------ Material shown ------
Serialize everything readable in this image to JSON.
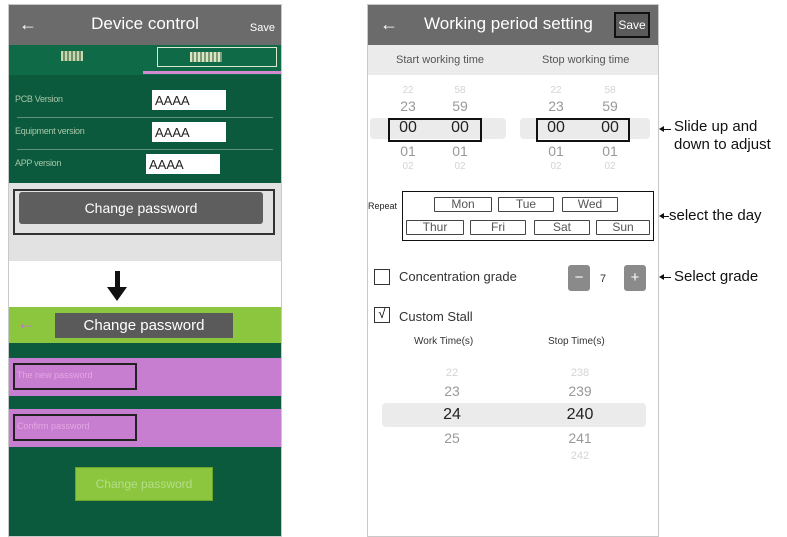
{
  "left": {
    "device_control": {
      "title": "Device control",
      "save": "Save",
      "rows": [
        {
          "label": "PCB Version",
          "value": "AAAA"
        },
        {
          "label": "Equipment version",
          "value": "AAAA"
        },
        {
          "label": "APP version",
          "value": "AAAA"
        }
      ],
      "change_password_button": "Change password"
    },
    "change_password": {
      "title": "Change password",
      "new_password_placeholder": "The new password",
      "confirm_password_placeholder": "Confirm password",
      "button": "Change password"
    }
  },
  "right": {
    "title": "Working period setting",
    "save": "Save",
    "start_label": "Start working time",
    "stop_label": "Stop working time",
    "start_hours": [
      "22",
      "23",
      "00",
      "01",
      "02"
    ],
    "start_minutes": [
      "58",
      "59",
      "00",
      "01",
      "02"
    ],
    "stop_hours": [
      "22",
      "23",
      "00",
      "01",
      "02"
    ],
    "stop_minutes": [
      "58",
      "59",
      "00",
      "01",
      "02"
    ],
    "repeat_label": "Repeat",
    "days": [
      "Mon",
      "Tue",
      "Wed",
      "Thur",
      "Fri",
      "Sat",
      "Sun"
    ],
    "concentration_label": "Concentration grade",
    "grade_value": "7",
    "minus": "−",
    "plus": "+",
    "custom_stall_label": "Custom  Stall",
    "custom_checked_mark": "√",
    "work_time_label": "Work Time(s)",
    "stop_time_label": "Stop Time(s)",
    "work_times": [
      "22",
      "23",
      "24",
      "25"
    ],
    "stop_times": [
      "238",
      "239",
      "240",
      "241",
      "242"
    ]
  },
  "annotations": {
    "slide_line1": "Slide up and",
    "slide_line2": "down to adjust",
    "select_day": "select the day",
    "select_grade": "Select grade"
  }
}
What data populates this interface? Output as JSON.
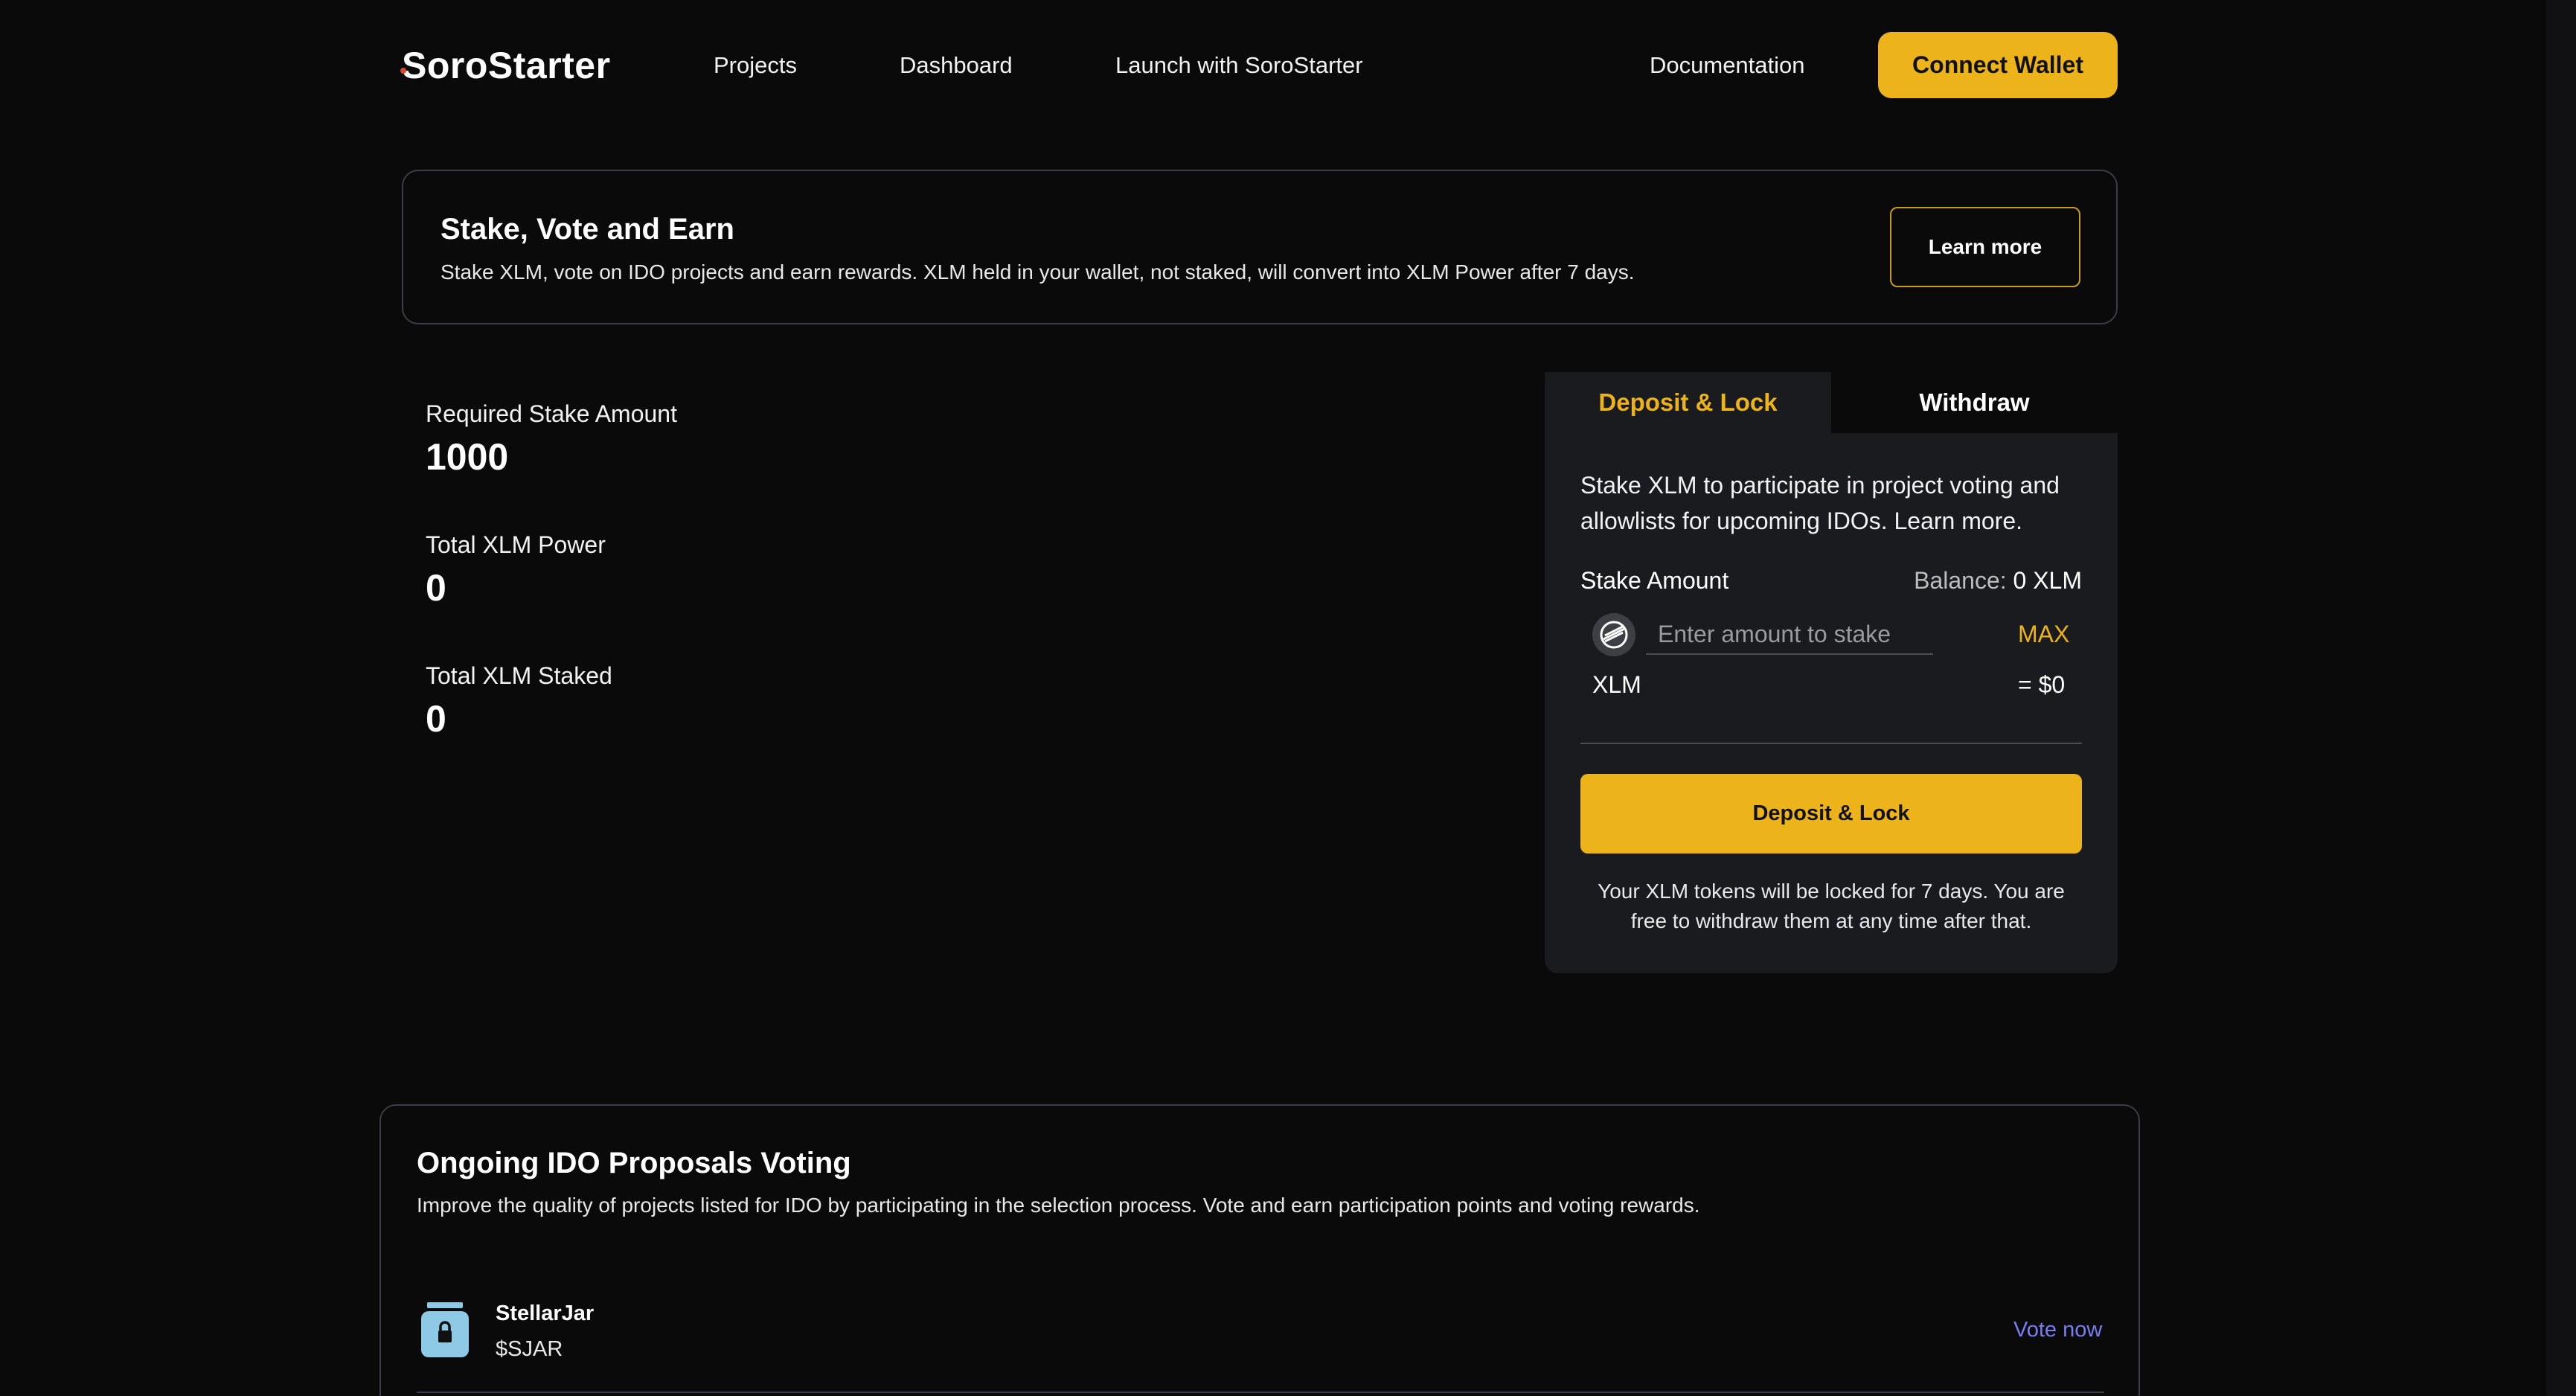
{
  "nav": {
    "logo": "SoroStarter",
    "links": [
      "Projects",
      "Dashboard",
      "Launch with SoroStarter",
      "Documentation"
    ],
    "connect_label": "Connect Wallet"
  },
  "banner": {
    "title": "Stake, Vote and Earn",
    "description": "Stake XLM, vote on IDO projects and earn rewards. XLM held in your wallet, not staked, will convert into XLM Power after 7 days.",
    "learn_more_label": "Learn more"
  },
  "stats": [
    {
      "label": "Required Stake Amount",
      "value": "1000"
    },
    {
      "label": "Total XLM Power",
      "value": "0"
    },
    {
      "label": "Total XLM Staked",
      "value": "0"
    }
  ],
  "stake_panel": {
    "tabs": [
      "Deposit & Lock",
      "Withdraw"
    ],
    "active_tab": "Deposit & Lock",
    "description": "Stake XLM to participate in project voting and allowlists for upcoming IDOs. Learn more.",
    "stake_amount_label": "Stake Amount",
    "balance_label": "Balance:",
    "balance_value": "0 XLM",
    "input_placeholder": "Enter amount to stake",
    "max_label": "MAX",
    "unit": "XLM",
    "usd_value": "= $0",
    "deposit_button": "Deposit & Lock",
    "lock_note": "Your XLM tokens will be locked for 7 days. You are free to withdraw them at any time after that.",
    "token_icon": "stellar-icon"
  },
  "proposals": {
    "title": "Ongoing IDO Proposals Voting",
    "description": "Improve the quality of projects listed for IDO by participating in the selection process. Vote and earn participation points and voting rewards.",
    "items": [
      {
        "name": "StellarJar",
        "ticker": "$SJAR",
        "action": "Vote now",
        "icon": "jar-lock-icon"
      }
    ]
  },
  "colors": {
    "accent": "#ecb31a",
    "background": "#0a0a0b",
    "panel": "#1a1b1f",
    "link": "#7a7df0"
  }
}
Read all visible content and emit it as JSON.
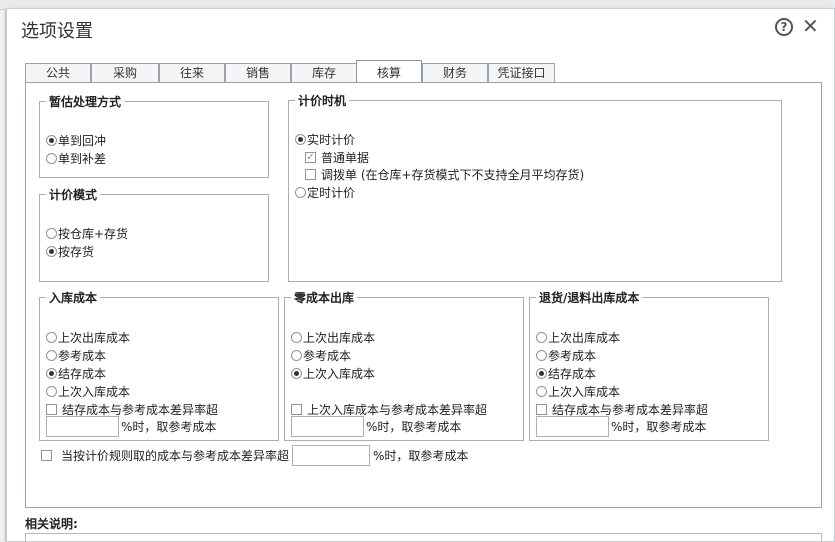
------
Requirements:
Write the listing out a second time exactly, dropping all images.

Full output:
Serialize everything readable in this image to JSON.
{
  "left": {
    "device_control": {
      "title": "Device control",
      "save": "Save",
      "rows": [
        {
          "label": "PCB Version",
          "value": "AAAA"
        },
        {
          "label": "Equipment version",
          "value": "AAAA"
        },
        {
          "label": "APP version",
          "value": "AAAA"
        }
      ],
      "change_password_button": "Change password"
    },
    "change_password": {
      "title": "Change password",
      "new_password_placeholder": "The new password",
      "confirm_password_placeholder": "Confirm password",
      "button": "Change password"
    }
  },
  "right": {
    "title": "Working period setting",
    "save": "Save",
    "start_label": "Start working time",
    "stop_label": "Stop working time",
    "start_hours": [
      "22",
      "23",
      "00",
      "01",
      "02"
    ],
    "start_minutes": [
      "58",
      "59",
      "00",
      "01",
      "02"
    ],
    "stop_hours": [
      "22",
      "23",
      "00",
      "01",
      "02"
    ],
    "stop_minutes": [
      "58",
      "59",
      "00",
      "01",
      "02"
    ],
    "repeat_label": "Repeat",
    "days": [
      "Mon",
      "Tue",
      "Wed",
      "Thur",
      "Fri",
      "Sat",
      "Sun"
    ],
    "concentration_label": "Concentration grade",
    "grade_value": "7",
    "minus": "−",
    "plus": "+",
    "custom_stall_label": "Custom  Stall",
    "custom_checked_mark": "√",
    "work_time_label": "Work Time(s)",
    "stop_time_label": "Stop Time(s)",
    "work_times": [
      "22",
      "23",
      "24",
      "25"
    ],
    "stop_times": [
      "238",
      "239",
      "240",
      "241",
      "242"
    ]
  },
  "annotations": {
    "slide_line1": "Slide up and",
    "slide_line2": "down to adjust",
    "select_day": "select the day",
    "select_grade": "Select grade"
  }
}
What data populates this interface? Output as JSON.
{
  "nav": {
    "logo": "SoroStarter",
    "links": [
      "Projects",
      "Dashboard",
      "Launch with SoroStarter",
      "Documentation"
    ],
    "connect_label": "Connect Wallet"
  },
  "banner": {
    "title": "Stake, Vote and Earn",
    "description": "Stake XLM, vote on IDO projects and earn rewards. XLM held in your wallet, not staked, will convert into XLM Power after 7 days.",
    "learn_more_label": "Learn more"
  },
  "stats": [
    {
      "label": "Required Stake Amount",
      "value": "1000"
    },
    {
      "label": "Total XLM Power",
      "value": "0"
    },
    {
      "label": "Total XLM Staked",
      "value": "0"
    }
  ],
  "stake_panel": {
    "tabs": [
      "Deposit & Lock",
      "Withdraw"
    ],
    "active_tab": "Deposit & Lock",
    "description": "Stake XLM to participate in project voting and allowlists for upcoming IDOs. Learn more.",
    "stake_amount_label": "Stake Amount",
    "balance_label": "Balance:",
    "balance_value": "0 XLM",
    "input_placeholder": "Enter amount to stake",
    "max_label": "MAX",
    "unit": "XLM",
    "usd_value": "= $0",
    "deposit_button": "Deposit & Lock",
    "lock_note": "Your XLM tokens will be locked for 7 days. You are free to withdraw them at any time after that.",
    "token_icon": "stellar-icon"
  },
  "proposals": {
    "title": "Ongoing IDO Proposals Voting",
    "description": "Improve the quality of projects listed for IDO by participating in the selection process. Vote and earn participation points and voting rewards.",
    "items": [
      {
        "name": "StellarJar",
        "ticker": "$SJAR",
        "action": "Vote now",
        "icon": "jar-lock-icon"
      }
    ]
  },
  "colors": {
    "accent": "#ecb31a",
    "background": "#0a0a0b",
    "panel": "#1a1b1f",
    "link": "#7a7df0"
  }
}
Read all visible content and emit it as JSON.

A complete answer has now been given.